[start RECORDS PROVIDED]
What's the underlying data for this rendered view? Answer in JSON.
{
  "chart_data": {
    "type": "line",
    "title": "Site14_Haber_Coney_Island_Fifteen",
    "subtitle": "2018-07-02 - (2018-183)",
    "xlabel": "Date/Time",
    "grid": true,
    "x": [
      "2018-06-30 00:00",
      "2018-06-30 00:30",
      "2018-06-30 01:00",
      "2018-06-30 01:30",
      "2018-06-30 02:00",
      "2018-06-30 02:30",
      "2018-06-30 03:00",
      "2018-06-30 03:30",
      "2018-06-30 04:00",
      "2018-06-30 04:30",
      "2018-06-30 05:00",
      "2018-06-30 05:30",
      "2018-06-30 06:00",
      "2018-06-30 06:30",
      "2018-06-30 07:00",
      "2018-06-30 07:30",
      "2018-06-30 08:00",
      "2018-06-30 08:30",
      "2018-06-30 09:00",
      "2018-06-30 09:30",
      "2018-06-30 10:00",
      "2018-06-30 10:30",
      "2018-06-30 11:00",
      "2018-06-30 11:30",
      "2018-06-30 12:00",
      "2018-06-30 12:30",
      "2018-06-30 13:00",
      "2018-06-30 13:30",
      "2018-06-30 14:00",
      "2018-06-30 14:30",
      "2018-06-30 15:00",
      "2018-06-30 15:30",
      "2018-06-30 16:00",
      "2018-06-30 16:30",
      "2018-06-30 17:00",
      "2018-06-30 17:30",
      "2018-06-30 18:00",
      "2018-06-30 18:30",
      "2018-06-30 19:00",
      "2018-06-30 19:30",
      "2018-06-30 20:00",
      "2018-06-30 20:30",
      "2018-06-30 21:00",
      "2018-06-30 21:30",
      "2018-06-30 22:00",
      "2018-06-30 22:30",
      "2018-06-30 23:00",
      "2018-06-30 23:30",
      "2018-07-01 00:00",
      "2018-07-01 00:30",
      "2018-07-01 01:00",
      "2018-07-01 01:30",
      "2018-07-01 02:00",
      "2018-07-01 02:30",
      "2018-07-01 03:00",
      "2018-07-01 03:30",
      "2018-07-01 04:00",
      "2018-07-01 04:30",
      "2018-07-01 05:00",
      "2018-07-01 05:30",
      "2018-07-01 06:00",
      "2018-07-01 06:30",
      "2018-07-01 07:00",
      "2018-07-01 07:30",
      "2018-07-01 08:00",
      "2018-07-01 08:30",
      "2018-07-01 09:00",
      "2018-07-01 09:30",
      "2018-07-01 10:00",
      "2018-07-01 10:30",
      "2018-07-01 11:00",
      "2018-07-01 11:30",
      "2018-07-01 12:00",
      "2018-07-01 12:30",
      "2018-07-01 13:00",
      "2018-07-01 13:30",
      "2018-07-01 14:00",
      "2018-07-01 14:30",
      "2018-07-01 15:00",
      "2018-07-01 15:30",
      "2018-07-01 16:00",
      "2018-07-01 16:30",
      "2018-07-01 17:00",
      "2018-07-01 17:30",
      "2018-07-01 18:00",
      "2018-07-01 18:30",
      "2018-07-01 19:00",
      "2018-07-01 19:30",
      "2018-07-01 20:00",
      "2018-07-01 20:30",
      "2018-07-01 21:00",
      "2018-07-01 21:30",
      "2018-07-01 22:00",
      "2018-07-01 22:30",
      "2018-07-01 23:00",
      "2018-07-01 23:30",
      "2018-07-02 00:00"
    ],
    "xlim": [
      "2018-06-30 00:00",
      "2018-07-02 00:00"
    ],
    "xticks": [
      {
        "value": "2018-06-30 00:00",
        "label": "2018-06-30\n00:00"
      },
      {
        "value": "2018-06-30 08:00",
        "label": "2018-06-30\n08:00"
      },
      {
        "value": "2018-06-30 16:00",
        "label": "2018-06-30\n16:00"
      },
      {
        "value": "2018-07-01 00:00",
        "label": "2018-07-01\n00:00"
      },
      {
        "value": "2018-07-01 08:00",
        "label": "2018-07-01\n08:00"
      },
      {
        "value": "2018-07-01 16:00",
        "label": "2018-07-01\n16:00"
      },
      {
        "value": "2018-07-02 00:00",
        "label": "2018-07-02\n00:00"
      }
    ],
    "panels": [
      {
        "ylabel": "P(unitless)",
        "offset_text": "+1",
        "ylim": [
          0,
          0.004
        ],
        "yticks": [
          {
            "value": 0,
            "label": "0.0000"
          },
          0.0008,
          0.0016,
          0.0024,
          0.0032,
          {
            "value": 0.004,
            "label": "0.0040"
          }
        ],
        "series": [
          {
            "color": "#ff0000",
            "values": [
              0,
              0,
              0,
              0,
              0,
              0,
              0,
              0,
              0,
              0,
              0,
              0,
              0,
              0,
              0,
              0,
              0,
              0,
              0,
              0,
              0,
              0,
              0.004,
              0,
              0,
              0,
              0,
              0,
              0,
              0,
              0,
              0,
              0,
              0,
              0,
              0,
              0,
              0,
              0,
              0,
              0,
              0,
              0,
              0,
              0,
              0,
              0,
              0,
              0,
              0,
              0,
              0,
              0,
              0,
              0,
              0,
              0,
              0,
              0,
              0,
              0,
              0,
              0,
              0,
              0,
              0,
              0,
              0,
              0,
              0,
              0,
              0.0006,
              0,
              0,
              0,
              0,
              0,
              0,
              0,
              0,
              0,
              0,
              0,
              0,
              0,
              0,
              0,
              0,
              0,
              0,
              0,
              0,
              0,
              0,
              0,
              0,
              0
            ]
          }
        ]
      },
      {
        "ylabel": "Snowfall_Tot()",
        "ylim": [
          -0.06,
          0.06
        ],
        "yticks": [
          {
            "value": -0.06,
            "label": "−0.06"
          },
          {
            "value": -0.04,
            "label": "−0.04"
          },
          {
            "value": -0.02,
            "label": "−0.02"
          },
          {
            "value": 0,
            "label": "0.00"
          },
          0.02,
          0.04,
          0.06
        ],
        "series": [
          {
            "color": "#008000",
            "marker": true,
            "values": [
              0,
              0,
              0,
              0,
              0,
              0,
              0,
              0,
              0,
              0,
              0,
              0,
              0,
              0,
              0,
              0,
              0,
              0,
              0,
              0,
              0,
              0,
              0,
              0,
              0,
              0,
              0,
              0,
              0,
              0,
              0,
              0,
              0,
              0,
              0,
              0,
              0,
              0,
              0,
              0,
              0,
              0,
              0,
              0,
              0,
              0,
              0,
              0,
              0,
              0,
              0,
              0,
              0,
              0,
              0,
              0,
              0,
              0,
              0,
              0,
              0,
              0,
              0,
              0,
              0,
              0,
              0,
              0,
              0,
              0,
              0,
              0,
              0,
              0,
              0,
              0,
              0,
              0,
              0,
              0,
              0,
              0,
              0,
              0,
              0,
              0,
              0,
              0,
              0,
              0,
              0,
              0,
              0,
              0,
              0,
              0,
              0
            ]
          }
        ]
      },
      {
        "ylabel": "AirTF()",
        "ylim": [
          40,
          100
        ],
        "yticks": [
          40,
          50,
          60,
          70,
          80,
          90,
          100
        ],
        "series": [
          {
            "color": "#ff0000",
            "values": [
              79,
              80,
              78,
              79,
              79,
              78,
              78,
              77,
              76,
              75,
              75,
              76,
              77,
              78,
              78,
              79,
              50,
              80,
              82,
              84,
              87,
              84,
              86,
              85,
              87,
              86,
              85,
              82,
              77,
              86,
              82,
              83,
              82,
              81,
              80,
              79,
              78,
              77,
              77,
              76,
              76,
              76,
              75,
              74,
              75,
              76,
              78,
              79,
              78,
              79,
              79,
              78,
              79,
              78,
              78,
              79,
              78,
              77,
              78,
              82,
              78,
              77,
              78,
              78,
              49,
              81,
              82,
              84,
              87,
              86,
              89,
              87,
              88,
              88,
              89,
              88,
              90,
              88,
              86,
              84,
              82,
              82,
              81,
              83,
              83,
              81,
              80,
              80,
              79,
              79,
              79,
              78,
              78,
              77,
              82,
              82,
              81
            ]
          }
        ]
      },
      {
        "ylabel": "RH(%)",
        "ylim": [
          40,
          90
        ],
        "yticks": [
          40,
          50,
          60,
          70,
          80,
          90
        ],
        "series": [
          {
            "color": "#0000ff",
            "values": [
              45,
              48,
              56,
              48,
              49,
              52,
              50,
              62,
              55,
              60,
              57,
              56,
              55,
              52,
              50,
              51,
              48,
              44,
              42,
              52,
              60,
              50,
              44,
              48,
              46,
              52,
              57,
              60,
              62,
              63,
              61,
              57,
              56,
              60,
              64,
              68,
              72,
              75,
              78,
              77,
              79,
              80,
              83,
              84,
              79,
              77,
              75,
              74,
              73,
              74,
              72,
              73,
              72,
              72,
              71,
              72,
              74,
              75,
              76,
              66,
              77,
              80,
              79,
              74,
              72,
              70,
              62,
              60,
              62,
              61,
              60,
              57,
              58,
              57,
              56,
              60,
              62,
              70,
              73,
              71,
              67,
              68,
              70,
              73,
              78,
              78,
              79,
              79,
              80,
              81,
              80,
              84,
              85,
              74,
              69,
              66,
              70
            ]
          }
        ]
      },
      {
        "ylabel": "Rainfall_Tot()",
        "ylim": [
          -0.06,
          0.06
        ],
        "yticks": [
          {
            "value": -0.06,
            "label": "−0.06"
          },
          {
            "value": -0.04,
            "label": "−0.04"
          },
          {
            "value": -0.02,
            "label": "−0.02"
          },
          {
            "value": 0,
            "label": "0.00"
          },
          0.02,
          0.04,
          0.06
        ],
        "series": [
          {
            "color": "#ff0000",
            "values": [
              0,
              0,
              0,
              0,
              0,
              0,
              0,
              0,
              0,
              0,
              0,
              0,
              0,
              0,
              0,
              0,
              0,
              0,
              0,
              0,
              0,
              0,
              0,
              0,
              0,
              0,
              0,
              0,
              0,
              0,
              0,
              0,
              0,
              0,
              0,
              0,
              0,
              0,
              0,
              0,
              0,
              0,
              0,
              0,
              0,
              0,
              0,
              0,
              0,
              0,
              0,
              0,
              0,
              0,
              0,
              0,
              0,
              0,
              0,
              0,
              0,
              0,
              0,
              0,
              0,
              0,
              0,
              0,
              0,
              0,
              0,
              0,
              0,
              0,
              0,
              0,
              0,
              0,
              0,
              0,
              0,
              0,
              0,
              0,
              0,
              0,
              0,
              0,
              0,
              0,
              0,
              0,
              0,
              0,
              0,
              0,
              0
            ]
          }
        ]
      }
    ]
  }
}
[end RECORDS PROVIDED]
[start RECORDS PROVIDED]
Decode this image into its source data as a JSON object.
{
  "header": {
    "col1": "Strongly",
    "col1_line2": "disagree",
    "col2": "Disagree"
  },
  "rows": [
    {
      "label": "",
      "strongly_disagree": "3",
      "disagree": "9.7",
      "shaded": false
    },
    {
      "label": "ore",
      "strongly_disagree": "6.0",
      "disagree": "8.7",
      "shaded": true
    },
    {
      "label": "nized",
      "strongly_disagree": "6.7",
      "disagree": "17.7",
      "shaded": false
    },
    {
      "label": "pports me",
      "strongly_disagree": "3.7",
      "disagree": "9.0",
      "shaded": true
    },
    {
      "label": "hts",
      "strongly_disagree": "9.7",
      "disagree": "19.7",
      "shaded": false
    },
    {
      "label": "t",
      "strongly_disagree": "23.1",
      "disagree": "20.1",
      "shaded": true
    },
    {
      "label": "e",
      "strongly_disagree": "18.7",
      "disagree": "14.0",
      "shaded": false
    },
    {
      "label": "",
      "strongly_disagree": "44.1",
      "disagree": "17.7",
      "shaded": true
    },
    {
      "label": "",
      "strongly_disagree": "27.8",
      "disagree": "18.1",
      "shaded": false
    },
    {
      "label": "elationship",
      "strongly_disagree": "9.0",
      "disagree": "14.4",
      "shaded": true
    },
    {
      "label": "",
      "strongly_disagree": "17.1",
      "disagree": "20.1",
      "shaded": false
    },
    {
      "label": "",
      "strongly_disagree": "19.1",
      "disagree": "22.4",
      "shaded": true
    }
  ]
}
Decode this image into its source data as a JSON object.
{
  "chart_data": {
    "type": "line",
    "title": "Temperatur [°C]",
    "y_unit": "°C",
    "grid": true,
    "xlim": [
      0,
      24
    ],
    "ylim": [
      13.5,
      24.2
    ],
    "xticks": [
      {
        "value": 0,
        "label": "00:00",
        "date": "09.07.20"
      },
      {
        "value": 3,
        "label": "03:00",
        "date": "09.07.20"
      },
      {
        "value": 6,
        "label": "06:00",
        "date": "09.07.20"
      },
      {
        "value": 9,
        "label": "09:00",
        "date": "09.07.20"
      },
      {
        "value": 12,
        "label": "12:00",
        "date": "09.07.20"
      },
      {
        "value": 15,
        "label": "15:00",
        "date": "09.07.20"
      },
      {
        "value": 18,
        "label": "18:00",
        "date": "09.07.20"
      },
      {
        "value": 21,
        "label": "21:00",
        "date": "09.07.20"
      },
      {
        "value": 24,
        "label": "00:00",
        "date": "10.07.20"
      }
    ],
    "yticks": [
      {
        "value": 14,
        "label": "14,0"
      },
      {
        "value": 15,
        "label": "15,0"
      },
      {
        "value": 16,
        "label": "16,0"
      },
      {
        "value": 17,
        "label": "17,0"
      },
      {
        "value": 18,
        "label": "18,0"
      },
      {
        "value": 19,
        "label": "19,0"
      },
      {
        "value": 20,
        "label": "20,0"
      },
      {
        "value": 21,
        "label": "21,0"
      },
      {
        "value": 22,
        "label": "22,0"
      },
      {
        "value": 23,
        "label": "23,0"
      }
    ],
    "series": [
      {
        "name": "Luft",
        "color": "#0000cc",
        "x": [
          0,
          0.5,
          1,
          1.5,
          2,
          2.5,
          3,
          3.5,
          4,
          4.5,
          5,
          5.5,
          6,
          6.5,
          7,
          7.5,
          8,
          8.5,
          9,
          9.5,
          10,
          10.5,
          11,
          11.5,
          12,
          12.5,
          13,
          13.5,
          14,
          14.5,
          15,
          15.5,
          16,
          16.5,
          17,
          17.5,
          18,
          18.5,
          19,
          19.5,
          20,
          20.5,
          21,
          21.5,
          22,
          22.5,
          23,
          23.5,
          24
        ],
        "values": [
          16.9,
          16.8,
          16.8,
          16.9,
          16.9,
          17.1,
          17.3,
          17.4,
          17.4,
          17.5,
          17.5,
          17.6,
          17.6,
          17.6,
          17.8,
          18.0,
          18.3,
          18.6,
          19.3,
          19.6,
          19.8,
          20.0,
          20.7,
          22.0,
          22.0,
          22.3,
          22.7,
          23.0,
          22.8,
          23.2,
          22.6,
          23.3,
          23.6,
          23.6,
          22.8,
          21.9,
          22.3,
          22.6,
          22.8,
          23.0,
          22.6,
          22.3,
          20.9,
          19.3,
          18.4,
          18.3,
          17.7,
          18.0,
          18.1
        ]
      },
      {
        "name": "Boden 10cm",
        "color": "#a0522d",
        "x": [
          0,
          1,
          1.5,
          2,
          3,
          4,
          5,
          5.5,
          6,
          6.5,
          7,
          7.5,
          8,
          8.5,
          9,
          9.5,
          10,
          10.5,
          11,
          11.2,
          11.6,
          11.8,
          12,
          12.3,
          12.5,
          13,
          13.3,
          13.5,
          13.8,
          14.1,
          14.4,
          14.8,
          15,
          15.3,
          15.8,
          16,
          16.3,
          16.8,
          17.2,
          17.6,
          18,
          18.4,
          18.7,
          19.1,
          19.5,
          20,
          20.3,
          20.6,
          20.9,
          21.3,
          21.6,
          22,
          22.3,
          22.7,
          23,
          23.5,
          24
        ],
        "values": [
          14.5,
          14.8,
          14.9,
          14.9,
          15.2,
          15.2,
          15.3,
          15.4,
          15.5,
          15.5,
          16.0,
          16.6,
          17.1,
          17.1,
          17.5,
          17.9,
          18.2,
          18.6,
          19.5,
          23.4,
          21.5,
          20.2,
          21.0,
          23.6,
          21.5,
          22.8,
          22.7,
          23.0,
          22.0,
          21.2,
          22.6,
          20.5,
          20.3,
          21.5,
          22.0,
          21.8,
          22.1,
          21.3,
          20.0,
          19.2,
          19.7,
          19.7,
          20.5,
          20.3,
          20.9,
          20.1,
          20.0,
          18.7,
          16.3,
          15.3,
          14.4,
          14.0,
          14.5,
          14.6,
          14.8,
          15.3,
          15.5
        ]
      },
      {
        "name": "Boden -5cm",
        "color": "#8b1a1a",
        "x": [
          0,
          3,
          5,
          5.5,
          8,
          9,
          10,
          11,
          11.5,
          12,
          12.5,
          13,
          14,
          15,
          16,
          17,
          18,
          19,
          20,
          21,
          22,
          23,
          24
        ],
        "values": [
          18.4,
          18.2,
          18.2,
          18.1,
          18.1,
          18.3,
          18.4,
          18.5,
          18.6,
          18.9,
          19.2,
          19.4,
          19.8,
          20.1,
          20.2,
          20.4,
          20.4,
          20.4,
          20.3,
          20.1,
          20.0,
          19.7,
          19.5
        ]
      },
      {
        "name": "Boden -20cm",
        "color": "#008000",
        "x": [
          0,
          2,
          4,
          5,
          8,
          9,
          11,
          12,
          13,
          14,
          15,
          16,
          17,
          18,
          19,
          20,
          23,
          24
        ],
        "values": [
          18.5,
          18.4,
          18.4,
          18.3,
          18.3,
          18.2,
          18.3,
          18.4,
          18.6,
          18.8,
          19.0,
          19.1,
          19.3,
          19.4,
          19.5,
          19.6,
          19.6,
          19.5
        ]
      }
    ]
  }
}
[end RECORDS PROVIDED]
[start RECORDS PROVIDED]
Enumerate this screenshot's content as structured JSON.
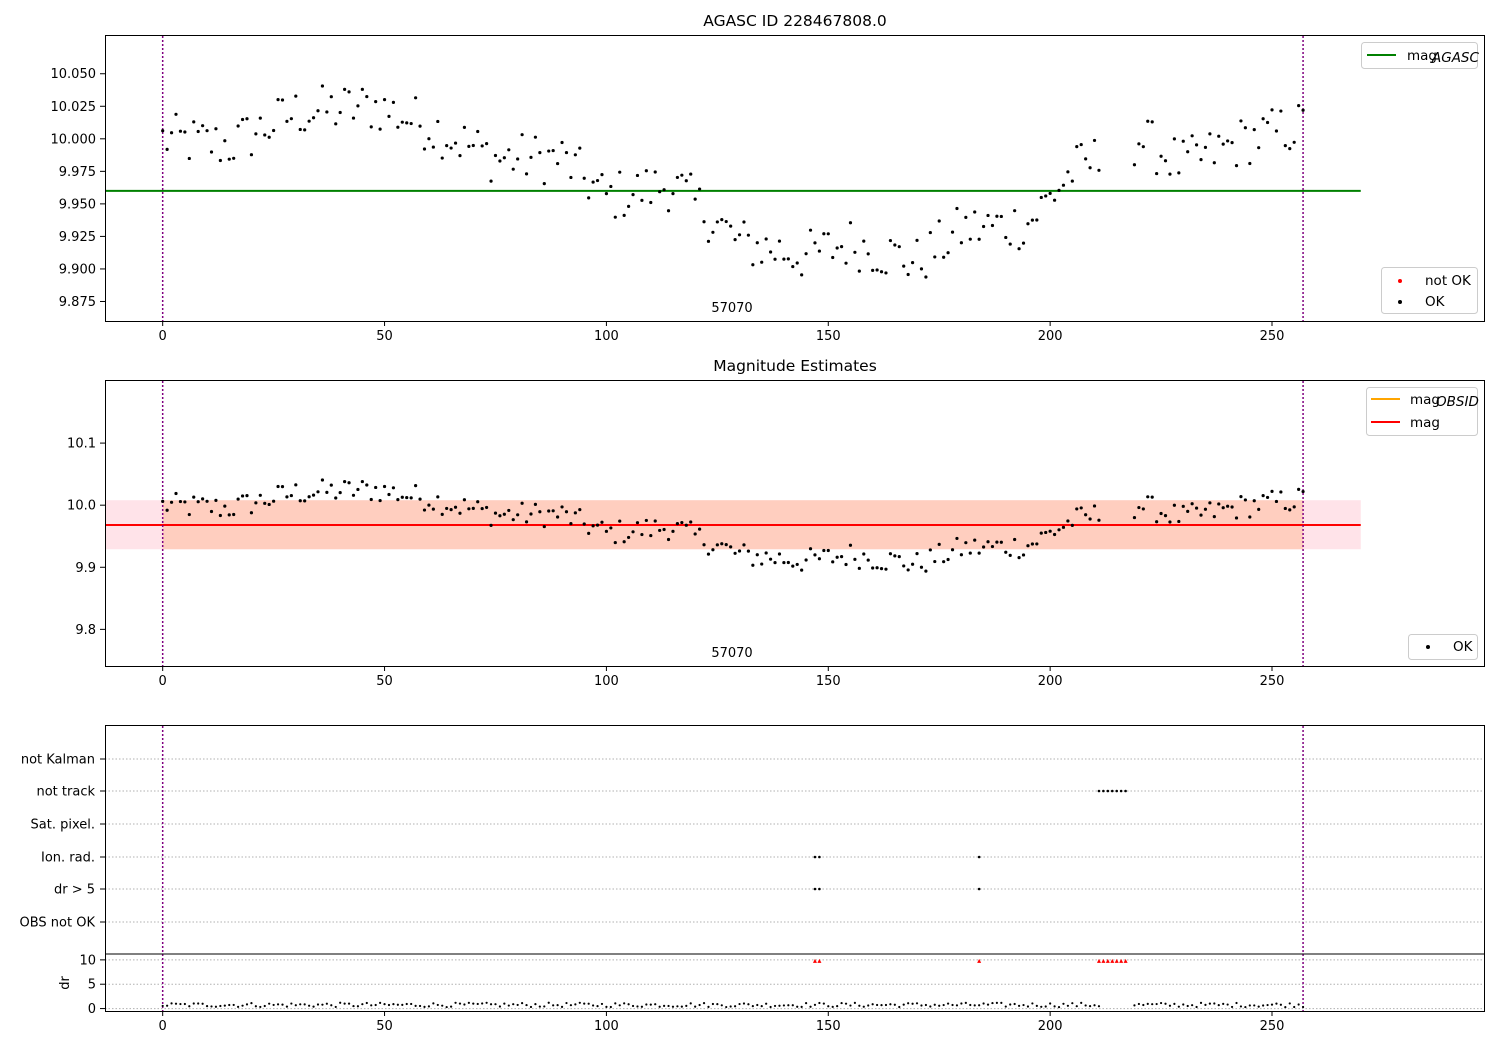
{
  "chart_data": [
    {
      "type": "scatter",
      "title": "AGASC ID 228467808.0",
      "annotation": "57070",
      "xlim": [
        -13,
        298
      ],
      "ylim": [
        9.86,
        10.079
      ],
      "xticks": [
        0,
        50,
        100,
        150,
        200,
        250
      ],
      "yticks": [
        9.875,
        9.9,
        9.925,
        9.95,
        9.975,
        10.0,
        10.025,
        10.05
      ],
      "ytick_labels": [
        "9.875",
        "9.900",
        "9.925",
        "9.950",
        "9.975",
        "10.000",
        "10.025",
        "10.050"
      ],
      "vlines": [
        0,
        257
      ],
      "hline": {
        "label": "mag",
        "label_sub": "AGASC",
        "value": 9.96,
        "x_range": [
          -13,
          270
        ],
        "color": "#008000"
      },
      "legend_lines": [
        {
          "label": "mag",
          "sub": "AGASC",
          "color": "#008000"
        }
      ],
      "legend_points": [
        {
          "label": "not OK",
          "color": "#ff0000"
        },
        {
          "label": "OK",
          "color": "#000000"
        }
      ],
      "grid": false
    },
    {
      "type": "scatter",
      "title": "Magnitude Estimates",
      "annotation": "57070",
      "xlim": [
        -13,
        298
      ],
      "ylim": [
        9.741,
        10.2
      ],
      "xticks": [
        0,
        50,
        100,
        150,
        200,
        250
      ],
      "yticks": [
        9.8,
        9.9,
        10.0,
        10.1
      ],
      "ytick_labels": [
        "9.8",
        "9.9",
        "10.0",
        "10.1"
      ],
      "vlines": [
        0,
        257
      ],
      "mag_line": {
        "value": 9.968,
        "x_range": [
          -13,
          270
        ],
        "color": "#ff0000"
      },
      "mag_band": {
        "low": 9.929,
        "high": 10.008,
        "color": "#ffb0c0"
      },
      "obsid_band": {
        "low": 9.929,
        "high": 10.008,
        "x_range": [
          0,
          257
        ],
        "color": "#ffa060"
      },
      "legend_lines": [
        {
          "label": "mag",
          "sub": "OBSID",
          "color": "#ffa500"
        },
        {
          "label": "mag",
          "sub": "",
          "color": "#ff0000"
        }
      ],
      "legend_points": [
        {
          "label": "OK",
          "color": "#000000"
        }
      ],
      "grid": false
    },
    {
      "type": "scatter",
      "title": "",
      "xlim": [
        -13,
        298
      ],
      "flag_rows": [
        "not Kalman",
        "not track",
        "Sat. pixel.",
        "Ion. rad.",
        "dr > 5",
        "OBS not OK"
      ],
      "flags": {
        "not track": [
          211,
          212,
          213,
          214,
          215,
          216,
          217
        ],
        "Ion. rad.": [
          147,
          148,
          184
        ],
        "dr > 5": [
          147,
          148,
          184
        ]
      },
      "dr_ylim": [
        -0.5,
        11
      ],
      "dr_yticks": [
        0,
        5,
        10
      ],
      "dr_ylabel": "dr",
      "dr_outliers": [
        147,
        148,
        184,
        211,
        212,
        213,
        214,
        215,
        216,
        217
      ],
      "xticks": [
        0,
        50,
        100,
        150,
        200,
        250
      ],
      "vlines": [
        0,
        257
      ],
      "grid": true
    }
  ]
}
[end RECORDS PROVIDED]
DIRECTION
Pull out all lines from the listing that contain the string "this".

TASK RESULT
What's the underlying data for this rendered view? Answer in JSON.
Decode this image into its source data as a JSON object.
Decode this image into its source data as a JSON object.
Enumerate this screenshot's content as structured JSON.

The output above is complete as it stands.